TASK = Copy every line of the records below that holds the word "والعمل".

#### RECORDS PROVIDED ####

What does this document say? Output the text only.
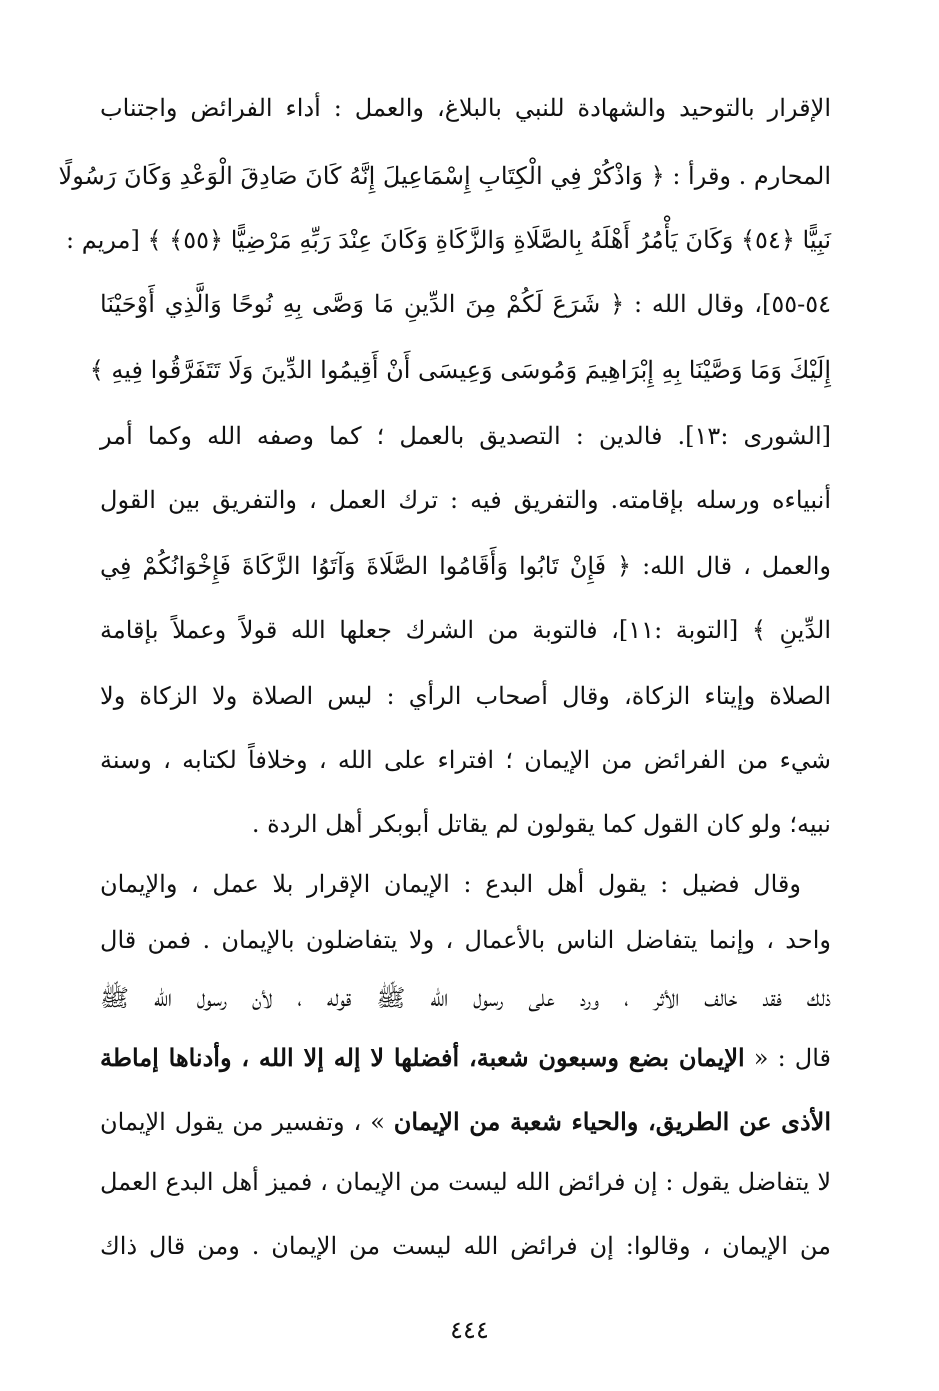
الإقرار بالتوحيد والشهادة للنبي بالبلاغ، والعمل : أداء الفرائض واجتناب
المحارم . وقرأ : ﴿ وَاذْكُرْ فِي الْكِتَابِ إِسْمَاعِيلَ إِنَّهُ كَانَ صَادِقَ الْوَعْدِ وَكَانَ رَسُولًا
نَبِيًّا ﴿٥٤﴾ وَكَانَ يَأْمُرُ أَهْلَهُ بِالصَّلَاةِ وَالزَّكَاةِ وَكَانَ عِنْدَ رَبِّهِ مَرْضِيًّا ﴿٥٥﴾ ﴾ [مريم :
٥٤-٥٥]، وقال الله : ﴿ شَرَعَ لَكُمْ مِنَ الدِّينِ مَا وَصَّى بِهِ نُوحًا وَالَّذِي أَوْحَيْنَا
إِلَيْكَ وَمَا وَصَّيْنَا بِهِ إِبْرَاهِيمَ وَمُوسَى وَعِيسَى أَنْ أَقِيمُوا الدِّينَ وَلَا تَتَفَرَّقُوا فِيهِ ﴾
[الشورى :١٣]. فالدين : التصديق بالعمل ؛ كما وصفه الله وكما أمر
أنبياءه ورسله بإقامته. والتفريق فيه : ترك العمل ، والتفريق بين القول
والعمل ، قال الله: ﴿ فَإِنْ تَابُوا وَأَقَامُوا الصَّلَاةَ وَآتَوُا الزَّكَاةَ فَإِخْوَانُكُمْ فِي
الدِّينِ ﴾ [التوبة :١١]، فالتوبة من الشرك جعلها الله قولاً وعملاً بإقامة
الصلاة وإيتاء الزكاة، وقال أصحاب الرأي : ليس الصلاة ولا الزكاة ولا
شيء من الفرائض من الإيمان ؛ افتراء على الله ، وخلافاً لكتابه ، وسنة
نبيه؛ ولو كان القول كما يقولون لم يقاتل أبوبكر أهل الردة .
وقال فضيل : يقول أهل البدع : الإيمان الإقرار بلا عمل ، والإيمان
واحد ، وإنما يتفاضل الناس بالأعمال ، ولا يتفاضلون بالإيمان . فمن قال
ذلك فقد خالف الأثر ، ورد على رسول الله ﷺ قوله ، لأن رسول الله ﷺ
قال : « الإيمان بضع وسبعون شعبة، أفضلها لا إله إلا الله ، وأدناها إماطة
الأذى عن الطريق، والحياء شعبة من الإيمان » ، وتفسير من يقول الإيمان
لا يتفاضل يقول : إن فرائض الله ليست من الإيمان ، فميز أهل البدع العمل
من الإيمان ، وقالوا: إن فرائض الله ليست من الإيمان . ومن قال ذاك
٤٤٤
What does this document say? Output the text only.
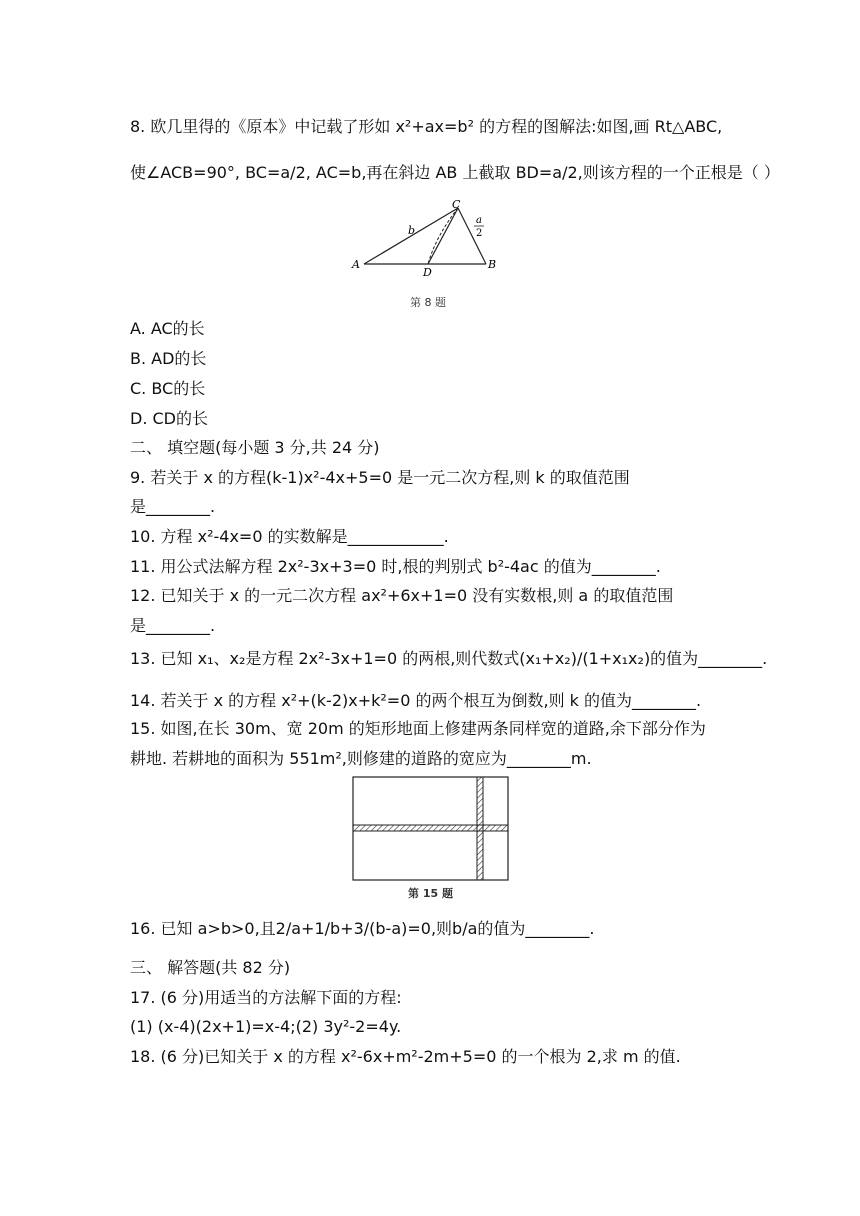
8. 欧几里得的《原本》中记载了形如 x²+ax=b² 的方程的图解法:如图,画 Rt△ABC,
使∠ACB=90°, BC=a/2, AC=b,再在斜边 AB 上截取 BD=a/2,则该方程的一个正根是（ ）
A. AC的长
B. AD的长
C. BC的长
D. CD的长
二、 填空题(每小题 3 分,共 24 分)
9. 若关于 x 的方程(k-1)x²-4x+5=0 是一元二次方程,则 k 的取值范围
是________.
10. 方程 x²-4x=0 的实数解是____________.
11. 用公式法解方程 2x²-3x+3=0 时,根的判别式 b²-4ac 的值为________.
12. 已知关于 x 的一元二次方程 ax²+6x+1=0 没有实数根,则 a 的取值范围
是________.
13. 已知 x₁、x₂是方程 2x²-3x+1=0 的两根,则代数式(x₁+x₂)/(1+x₁x₂)的值为________.
14. 若关于 x 的方程 x²+(k-2)x+k²=0 的两个根互为倒数,则 k 的值为________.
15. 如图,在长 30m、宽 20m 的矩形地面上修建两条同样宽的道路,余下部分作为
耕地. 若耕地的面积为 551m²,则修建的道路的宽应为________m.
16. 已知 a>b>0,且2/a+1/b+3/(b-a)=0,则b/a的值为________.
三、 解答题(共 82 分)
17. (6 分)用适当的方法解下面的方程:
(1) (x-4)(2x+1)=x-4;(2) 3y²-2=4y.
18. (6 分)已知关于 x 的方程 x²-6x+m²-2m+5=0 的一个根为 2,求 m 的值.
A	B
C
D
b
a
2
第 8 题
第 15 题
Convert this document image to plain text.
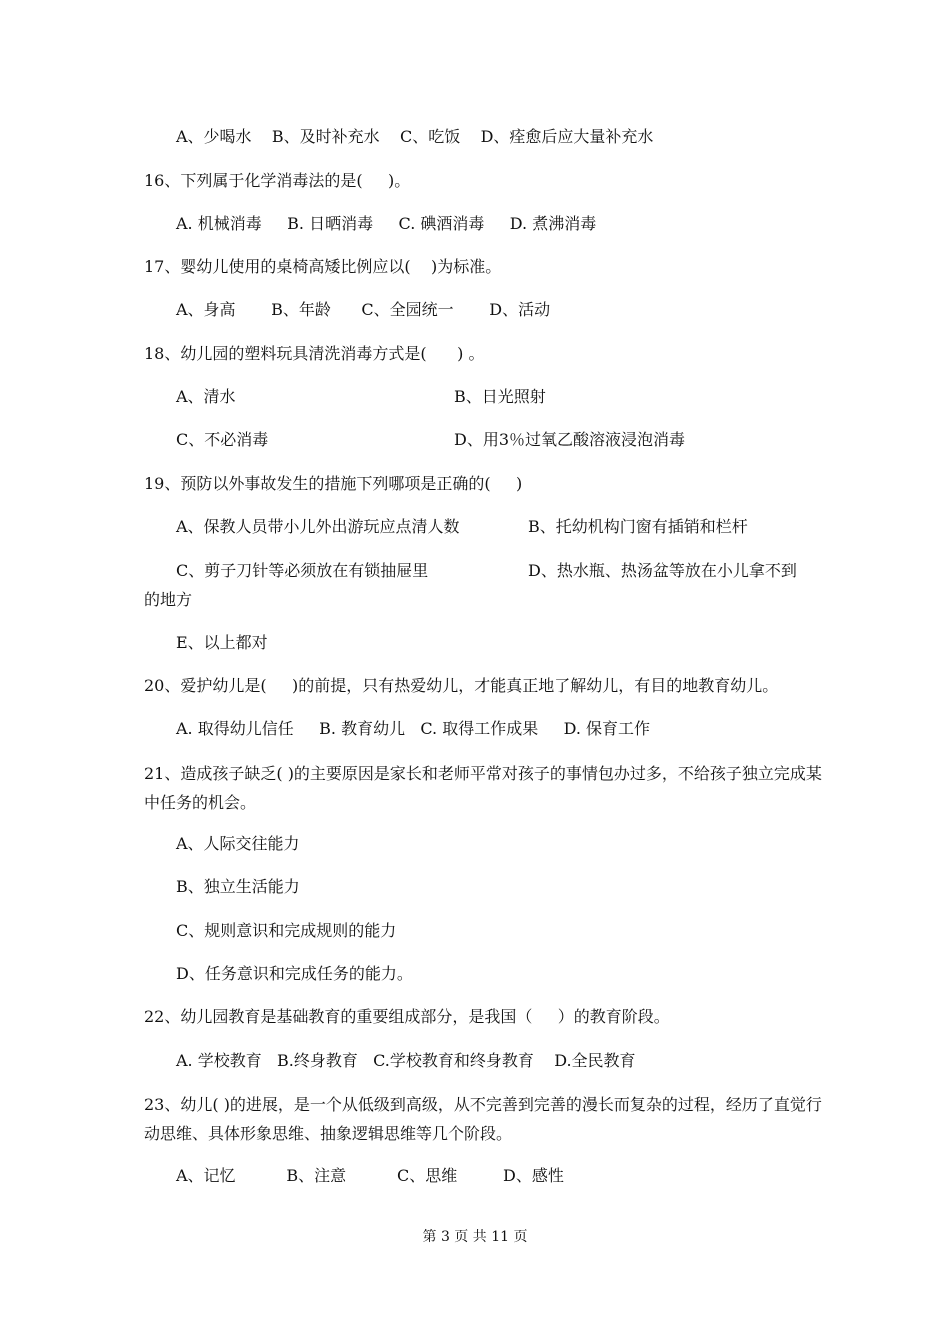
A、少喝水    B、及时补充水    C、吃饭    D、痊愈后应大量补充水
16、下列属于化学消毒法的是(     )。
A. 机械消毒     B. 日晒消毒     C. 碘酒消毒     D. 煮沸消毒
17、婴幼儿使用的桌椅高矮比例应以(    )为标准。
A、身高       B、年龄      C、全园统一       D、活动
18、幼儿园的塑料玩具清洗消毒方式是(      ) 。
A、清水	B、日光照射
C、不必消毒	D、用3％过氧乙酸溶液浸泡消毒
19、预防以外事故发生的措施下列哪项是正确的(     )
A、保教人员带小儿外出游玩应点清人数	B、托幼机构门窗有插销和栏杆
C、剪子刀针等必须放在有锁抽屉里	D、热水瓶、热汤盆等放在小儿拿不到
的地方
E、以上都对
20、爱护幼儿是(     )的前提，只有热爱幼儿，才能真正地了解幼儿，有目的地教育幼儿。
A. 取得幼儿信任     B. 教育幼儿   C. 取得工作成果     D. 保育工作
21、造成孩子缺乏( )的主要原因是家长和老师平常对孩子的事情包办过多，不给孩子独立完成某中任务的机会。
A、人际交往能力
B、独立生活能力
C、规则意识和完成规则的能力
D、任务意识和完成任务的能力。
22、幼儿园教育是基础教育的重要组成部分，是我国（     ）的教育阶段。
A. 学校教育   B.终身教育   C.学校教育和终身教育    D.全民教育
23、幼儿( )的进展，是一个从低级到高级，从不完善到完善的漫长而复杂的过程，经历了直觉行动思维、具体形象思维、抽象逻辑思维等几个阶段。
A、记忆          B、注意          C、思维         D、感性
第 3 页 共 11 页
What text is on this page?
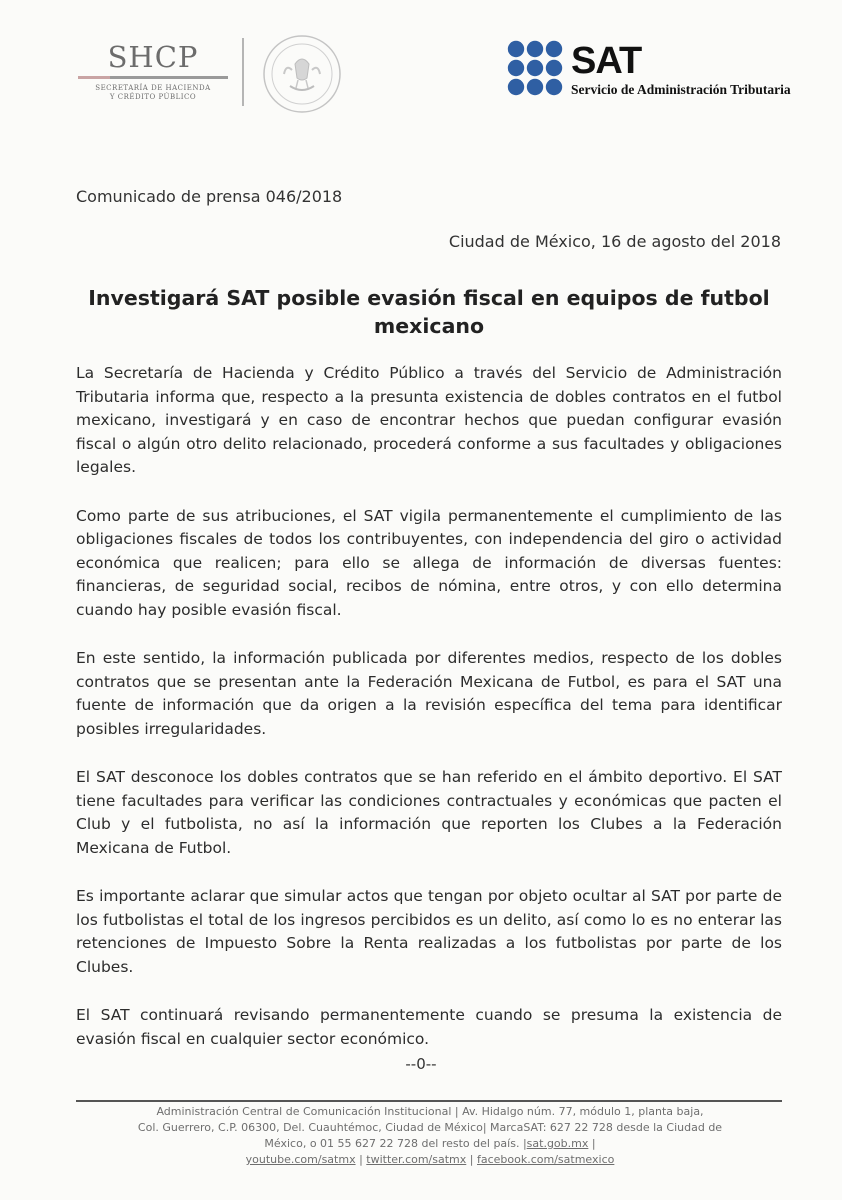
SHCP
SECRETARÍA DE HACIENDA
Y CRÉDITO PÚBLICO
SAT
Servicio de Administración Tributaria
Comunicado de prensa 046/2018
Ciudad de México, 16 de agosto del 2018
Investigará SAT posible evasión fiscal en equipos de futbol mexicano

La Secretaría de Hacienda y Crédito Público a través del Servicio de Administración Tributaria informa que, respecto a la presunta existencia de dobles contratos en el futbol mexicano, investigará y en caso de encontrar hechos que puedan configurar evasión fiscal o algún otro delito relacionado, procederá conforme a sus facultades y obligaciones legales.

Como parte de sus atribuciones, el SAT vigila permanentemente el cumplimiento de las obligaciones fiscales de todos los contribuyentes, con independencia del giro o actividad económica que realicen; para ello se allega de información de diversas fuentes: financieras, de seguridad social, recibos de nómina, entre otros, y con ello determina cuando hay posible evasión fiscal.

En este sentido, la información publicada por diferentes medios, respecto de los dobles contratos que se presentan ante la Federación Mexicana de Futbol, es para el SAT una fuente de información que da origen a la revisión específica del tema para identificar posibles irregularidades.

El SAT desconoce los dobles contratos que se han referido en el ámbito deportivo. El SAT tiene facultades para verificar las condiciones contractuales y económicas que pacten el Club y el futbolista, no así la información que reporten los Clubes a la Federación Mexicana de Futbol.

Es importante aclarar que simular actos que tengan por objeto ocultar al SAT por parte de los futbolistas el total de los ingresos percibidos es un delito, así como lo es no enterar las retenciones de Impuesto Sobre la Renta realizadas a los futbolistas por parte de los Clubes.

El SAT continuará revisando permanentemente cuando se presuma la existencia de evasión fiscal en cualquier sector económico.

--0--
Administración Central de Comunicación Institucional | Av. Hidalgo núm. 77, módulo 1, planta baja,
Col. Guerrero, C.P. 06300, Del. Cuauhtémoc, Ciudad de México| MarcaSAT: 627 22 728 desde la Ciudad de
México, o 01 55 627 22 728 del resto del país. |sat.gob.mx |
youtube.com/satmx | twitter.com/satmx | facebook.com/satmexico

####

TASK ANSWER =
الإقرار بالتوحيد والشهادة للنبي بالبلاغ، والعمل : أداء الفرائض واجتناب
والعمل ، قال الله: ﴿ فَإِنْ تَابُوا وَأَقَامُوا الصَّلَاةَ وَآتَوُا الزَّكَاةَ فَإِخْوَانُكُمْ فِي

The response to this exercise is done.